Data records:
>> start

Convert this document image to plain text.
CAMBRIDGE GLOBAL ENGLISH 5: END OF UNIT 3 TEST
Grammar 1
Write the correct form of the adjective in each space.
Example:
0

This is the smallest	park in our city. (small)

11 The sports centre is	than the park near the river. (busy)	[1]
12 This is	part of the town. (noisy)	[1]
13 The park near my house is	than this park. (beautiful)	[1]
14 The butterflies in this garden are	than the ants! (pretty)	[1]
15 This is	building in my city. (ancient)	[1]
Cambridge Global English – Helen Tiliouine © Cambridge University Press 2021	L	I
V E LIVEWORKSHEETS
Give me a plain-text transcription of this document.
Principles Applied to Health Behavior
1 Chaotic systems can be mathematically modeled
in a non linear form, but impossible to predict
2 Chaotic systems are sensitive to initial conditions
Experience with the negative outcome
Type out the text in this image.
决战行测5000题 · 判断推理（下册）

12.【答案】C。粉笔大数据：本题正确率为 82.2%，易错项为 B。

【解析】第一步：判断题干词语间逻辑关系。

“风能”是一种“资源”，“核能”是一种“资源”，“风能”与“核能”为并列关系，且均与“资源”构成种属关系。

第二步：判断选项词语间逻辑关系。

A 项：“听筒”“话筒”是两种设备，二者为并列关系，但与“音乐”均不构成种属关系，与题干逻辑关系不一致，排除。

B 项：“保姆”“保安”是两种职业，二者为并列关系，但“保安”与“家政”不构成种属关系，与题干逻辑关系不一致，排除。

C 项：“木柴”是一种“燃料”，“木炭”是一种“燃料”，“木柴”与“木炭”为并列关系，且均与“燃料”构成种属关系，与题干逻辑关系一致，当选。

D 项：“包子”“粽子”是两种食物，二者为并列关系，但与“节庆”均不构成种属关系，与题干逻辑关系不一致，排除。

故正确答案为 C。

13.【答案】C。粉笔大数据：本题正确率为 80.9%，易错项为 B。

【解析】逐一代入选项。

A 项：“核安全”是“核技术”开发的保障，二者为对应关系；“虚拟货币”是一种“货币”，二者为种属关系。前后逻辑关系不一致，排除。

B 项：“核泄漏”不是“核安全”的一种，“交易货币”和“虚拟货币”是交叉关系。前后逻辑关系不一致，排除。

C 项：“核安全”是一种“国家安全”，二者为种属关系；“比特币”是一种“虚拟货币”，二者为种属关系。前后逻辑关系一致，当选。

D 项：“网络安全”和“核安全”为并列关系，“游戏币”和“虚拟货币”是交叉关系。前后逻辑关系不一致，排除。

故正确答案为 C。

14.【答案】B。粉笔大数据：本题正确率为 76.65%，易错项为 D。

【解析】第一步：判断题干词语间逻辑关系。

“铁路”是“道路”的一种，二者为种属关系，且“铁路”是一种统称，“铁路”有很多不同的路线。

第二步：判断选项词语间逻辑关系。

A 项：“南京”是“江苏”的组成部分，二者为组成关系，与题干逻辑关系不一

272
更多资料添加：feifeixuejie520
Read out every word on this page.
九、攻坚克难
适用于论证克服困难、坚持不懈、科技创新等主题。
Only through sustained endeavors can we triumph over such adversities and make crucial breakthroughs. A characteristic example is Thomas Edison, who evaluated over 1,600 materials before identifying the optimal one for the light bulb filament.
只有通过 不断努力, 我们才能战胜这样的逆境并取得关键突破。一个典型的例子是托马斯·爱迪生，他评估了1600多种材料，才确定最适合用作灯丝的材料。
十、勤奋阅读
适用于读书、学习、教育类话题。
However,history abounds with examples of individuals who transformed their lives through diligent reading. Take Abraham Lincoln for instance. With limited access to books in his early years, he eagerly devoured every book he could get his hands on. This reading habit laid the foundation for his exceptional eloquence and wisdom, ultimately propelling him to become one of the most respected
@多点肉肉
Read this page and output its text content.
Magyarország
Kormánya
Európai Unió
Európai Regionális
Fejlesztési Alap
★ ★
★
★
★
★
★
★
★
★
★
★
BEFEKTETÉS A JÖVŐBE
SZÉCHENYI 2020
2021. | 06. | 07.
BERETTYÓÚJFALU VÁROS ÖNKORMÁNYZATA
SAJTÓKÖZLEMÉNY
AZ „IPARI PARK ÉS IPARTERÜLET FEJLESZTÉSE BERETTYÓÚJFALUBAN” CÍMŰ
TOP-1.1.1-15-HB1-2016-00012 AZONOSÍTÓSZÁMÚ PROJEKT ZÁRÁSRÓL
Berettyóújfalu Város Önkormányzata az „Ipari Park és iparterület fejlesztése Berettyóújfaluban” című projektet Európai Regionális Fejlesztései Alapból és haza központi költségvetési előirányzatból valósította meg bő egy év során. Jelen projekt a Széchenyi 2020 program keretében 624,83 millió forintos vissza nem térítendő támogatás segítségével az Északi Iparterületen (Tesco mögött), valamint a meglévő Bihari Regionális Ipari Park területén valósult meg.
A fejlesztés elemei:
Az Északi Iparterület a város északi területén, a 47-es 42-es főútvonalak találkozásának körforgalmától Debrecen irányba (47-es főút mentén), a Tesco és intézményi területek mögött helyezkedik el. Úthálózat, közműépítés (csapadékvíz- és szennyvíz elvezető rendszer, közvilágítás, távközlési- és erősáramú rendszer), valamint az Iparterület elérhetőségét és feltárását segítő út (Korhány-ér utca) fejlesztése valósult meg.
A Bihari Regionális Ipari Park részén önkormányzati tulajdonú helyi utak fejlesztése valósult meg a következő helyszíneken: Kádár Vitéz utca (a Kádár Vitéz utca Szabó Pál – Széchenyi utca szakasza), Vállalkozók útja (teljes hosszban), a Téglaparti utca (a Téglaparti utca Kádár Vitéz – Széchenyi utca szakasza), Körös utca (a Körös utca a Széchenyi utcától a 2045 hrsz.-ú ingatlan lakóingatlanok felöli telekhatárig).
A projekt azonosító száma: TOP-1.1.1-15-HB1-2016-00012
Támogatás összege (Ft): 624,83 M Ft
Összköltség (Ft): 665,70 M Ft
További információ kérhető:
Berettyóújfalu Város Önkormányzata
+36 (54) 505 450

>> end

* INSTRUCTIONS TO FOLLOW
Check each line of the entries above, and show every one holding the word "image".

* FULL RESPONSE
Convert this document image to plain text.
Type out the text in this image.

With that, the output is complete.